Dataset records
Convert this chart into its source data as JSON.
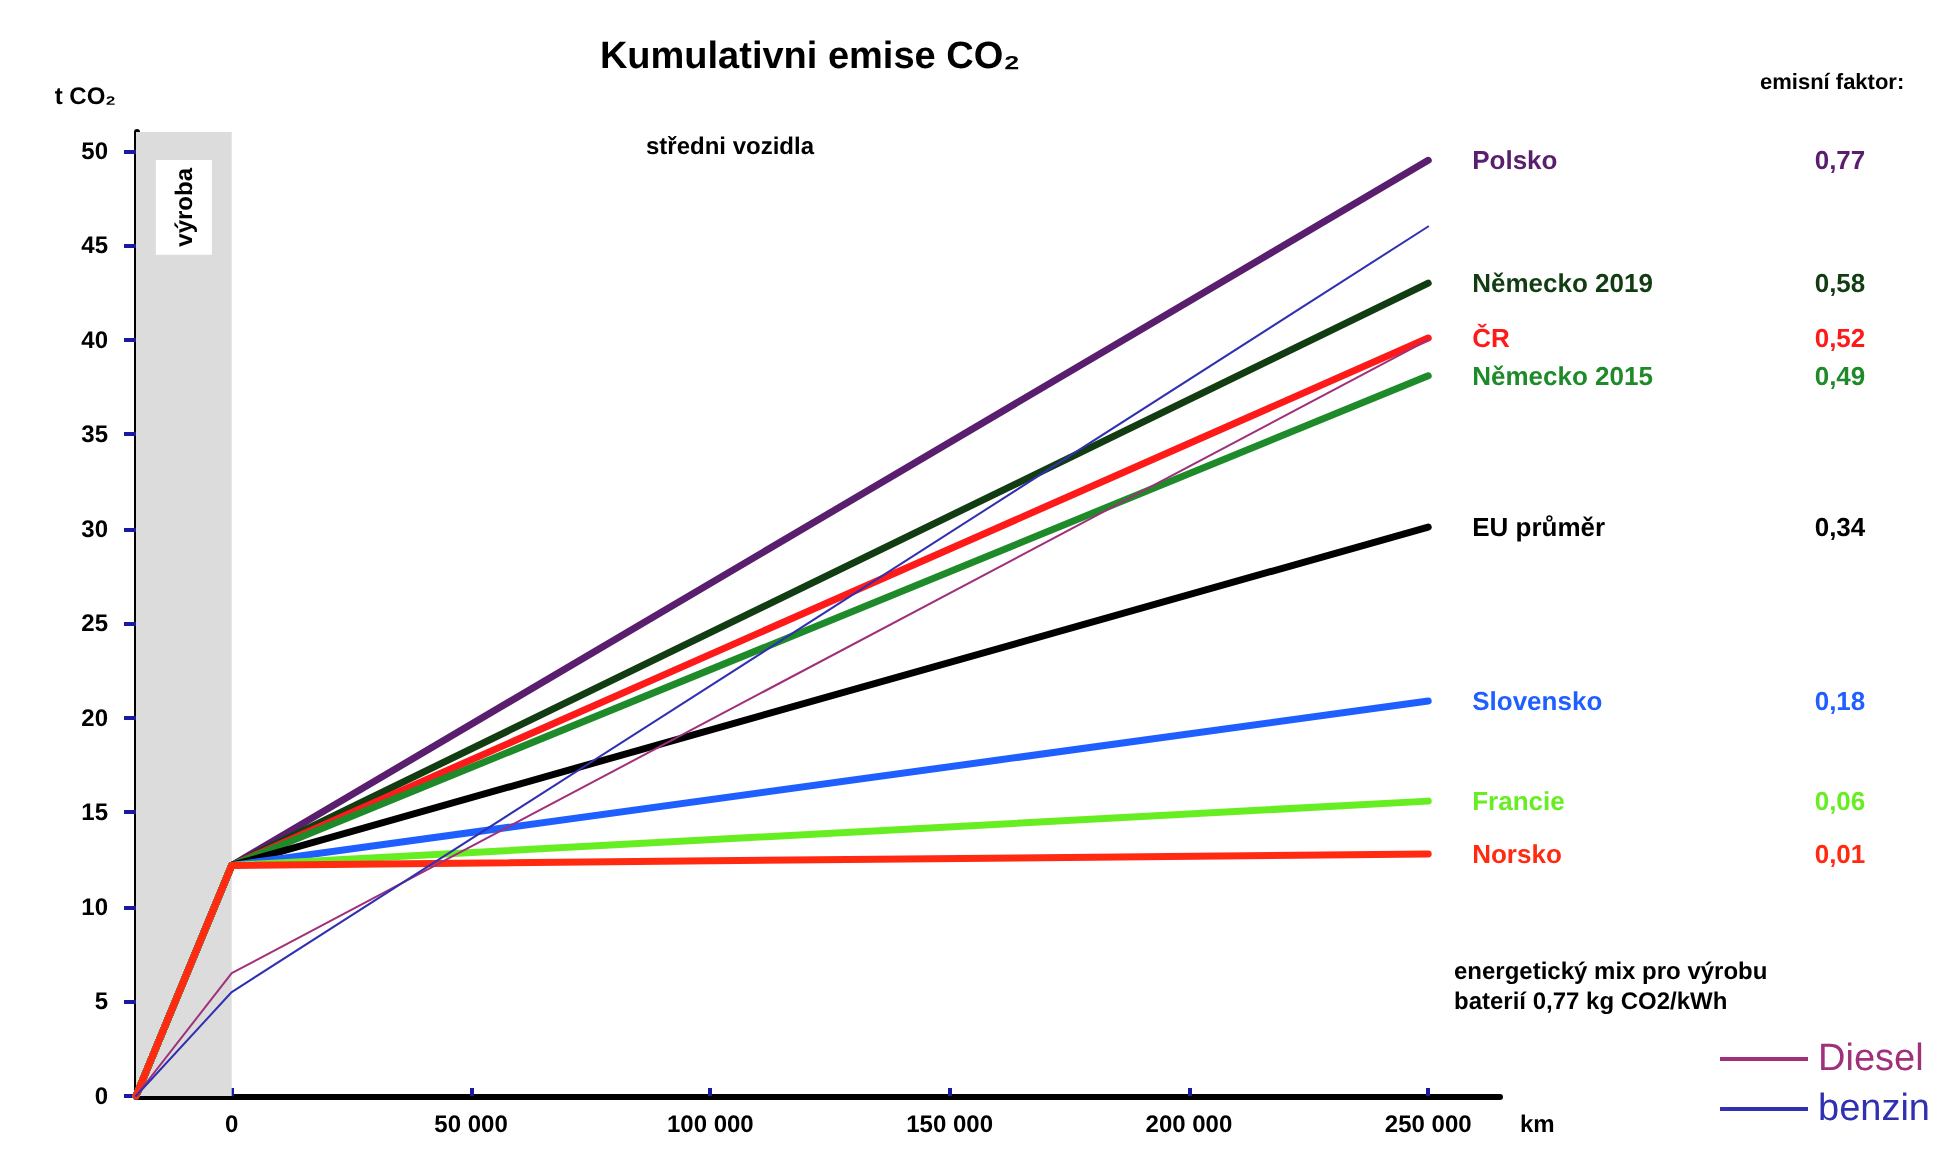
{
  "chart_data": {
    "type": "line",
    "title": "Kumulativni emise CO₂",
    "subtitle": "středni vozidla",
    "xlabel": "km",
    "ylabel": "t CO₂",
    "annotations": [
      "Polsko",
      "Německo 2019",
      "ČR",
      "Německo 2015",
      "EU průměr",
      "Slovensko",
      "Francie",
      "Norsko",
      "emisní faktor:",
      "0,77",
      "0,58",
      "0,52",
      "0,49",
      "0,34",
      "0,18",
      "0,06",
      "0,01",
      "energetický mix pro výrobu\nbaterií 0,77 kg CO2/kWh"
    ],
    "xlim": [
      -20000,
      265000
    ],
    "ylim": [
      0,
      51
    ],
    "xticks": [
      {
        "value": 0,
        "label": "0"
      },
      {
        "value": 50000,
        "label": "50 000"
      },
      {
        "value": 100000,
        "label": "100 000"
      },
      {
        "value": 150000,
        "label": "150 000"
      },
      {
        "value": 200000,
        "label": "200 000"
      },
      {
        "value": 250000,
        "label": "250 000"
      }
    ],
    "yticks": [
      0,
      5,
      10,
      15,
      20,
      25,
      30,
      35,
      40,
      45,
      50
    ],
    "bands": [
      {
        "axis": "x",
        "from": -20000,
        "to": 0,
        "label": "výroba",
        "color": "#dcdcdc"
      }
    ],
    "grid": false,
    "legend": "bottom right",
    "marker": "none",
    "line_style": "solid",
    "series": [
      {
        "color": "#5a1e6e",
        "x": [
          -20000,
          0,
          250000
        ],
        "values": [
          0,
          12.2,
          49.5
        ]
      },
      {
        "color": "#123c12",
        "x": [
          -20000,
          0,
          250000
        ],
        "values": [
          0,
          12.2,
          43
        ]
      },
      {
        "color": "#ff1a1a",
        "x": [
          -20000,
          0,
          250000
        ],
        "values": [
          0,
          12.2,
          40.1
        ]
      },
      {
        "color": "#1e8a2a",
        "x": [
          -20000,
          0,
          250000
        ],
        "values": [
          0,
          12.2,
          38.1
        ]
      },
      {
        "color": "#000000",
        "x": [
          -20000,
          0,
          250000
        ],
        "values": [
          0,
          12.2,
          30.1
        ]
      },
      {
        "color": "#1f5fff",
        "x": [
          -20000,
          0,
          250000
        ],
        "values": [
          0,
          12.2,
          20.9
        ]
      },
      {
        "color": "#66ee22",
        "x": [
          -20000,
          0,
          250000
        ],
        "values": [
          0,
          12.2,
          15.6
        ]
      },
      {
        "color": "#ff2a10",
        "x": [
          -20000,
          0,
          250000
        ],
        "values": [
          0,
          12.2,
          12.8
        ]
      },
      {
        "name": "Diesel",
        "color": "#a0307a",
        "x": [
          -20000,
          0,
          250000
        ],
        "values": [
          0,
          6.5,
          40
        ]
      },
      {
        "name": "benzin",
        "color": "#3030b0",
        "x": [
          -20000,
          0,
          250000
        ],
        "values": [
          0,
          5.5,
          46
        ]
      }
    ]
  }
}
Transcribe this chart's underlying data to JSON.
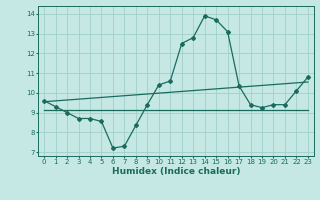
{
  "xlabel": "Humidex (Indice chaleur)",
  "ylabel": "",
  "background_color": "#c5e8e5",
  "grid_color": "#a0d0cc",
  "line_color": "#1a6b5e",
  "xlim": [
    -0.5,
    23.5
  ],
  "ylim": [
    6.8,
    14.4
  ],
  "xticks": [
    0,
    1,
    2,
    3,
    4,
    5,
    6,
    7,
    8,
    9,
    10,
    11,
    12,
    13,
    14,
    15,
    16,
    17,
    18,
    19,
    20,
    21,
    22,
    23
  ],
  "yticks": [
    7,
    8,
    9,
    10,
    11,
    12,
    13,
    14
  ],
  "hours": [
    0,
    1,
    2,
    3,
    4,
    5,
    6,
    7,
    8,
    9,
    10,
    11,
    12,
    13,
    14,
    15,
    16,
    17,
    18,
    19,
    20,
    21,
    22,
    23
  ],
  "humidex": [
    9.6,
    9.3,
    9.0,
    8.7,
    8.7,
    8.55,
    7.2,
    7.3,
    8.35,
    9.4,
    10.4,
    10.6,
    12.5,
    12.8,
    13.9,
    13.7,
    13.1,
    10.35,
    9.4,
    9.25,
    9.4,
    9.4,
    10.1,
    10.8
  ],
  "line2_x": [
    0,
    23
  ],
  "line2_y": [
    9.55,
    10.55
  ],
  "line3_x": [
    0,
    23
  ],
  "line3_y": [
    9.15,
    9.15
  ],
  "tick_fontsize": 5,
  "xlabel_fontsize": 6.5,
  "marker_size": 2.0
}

### Task to carry out
The line that contains "Transcribe this chart's" begins the part to retype, and the last line of the records above ends it. Retype both and everything between, exactly, without the pictures.

### Solved exercise
Transcribe this chart's underlying data to JSON.
{
  "xlabel": "Humidex (Indice chaleur)",
  "ylabel": "",
  "background_color": "#c5e8e5",
  "grid_color": "#a0d0cc",
  "line_color": "#1a6b5e",
  "xlim": [
    -0.5,
    23.5
  ],
  "ylim": [
    6.8,
    14.4
  ],
  "xticks": [
    0,
    1,
    2,
    3,
    4,
    5,
    6,
    7,
    8,
    9,
    10,
    11,
    12,
    13,
    14,
    15,
    16,
    17,
    18,
    19,
    20,
    21,
    22,
    23
  ],
  "yticks": [
    7,
    8,
    9,
    10,
    11,
    12,
    13,
    14
  ],
  "hours": [
    0,
    1,
    2,
    3,
    4,
    5,
    6,
    7,
    8,
    9,
    10,
    11,
    12,
    13,
    14,
    15,
    16,
    17,
    18,
    19,
    20,
    21,
    22,
    23
  ],
  "humidex": [
    9.6,
    9.3,
    9.0,
    8.7,
    8.7,
    8.55,
    7.2,
    7.3,
    8.35,
    9.4,
    10.4,
    10.6,
    12.5,
    12.8,
    13.9,
    13.7,
    13.1,
    10.35,
    9.4,
    9.25,
    9.4,
    9.4,
    10.1,
    10.8
  ],
  "line2_x": [
    0,
    23
  ],
  "line2_y": [
    9.55,
    10.55
  ],
  "line3_x": [
    0,
    23
  ],
  "line3_y": [
    9.15,
    9.15
  ],
  "tick_fontsize": 5,
  "xlabel_fontsize": 6.5,
  "marker_size": 2.0
}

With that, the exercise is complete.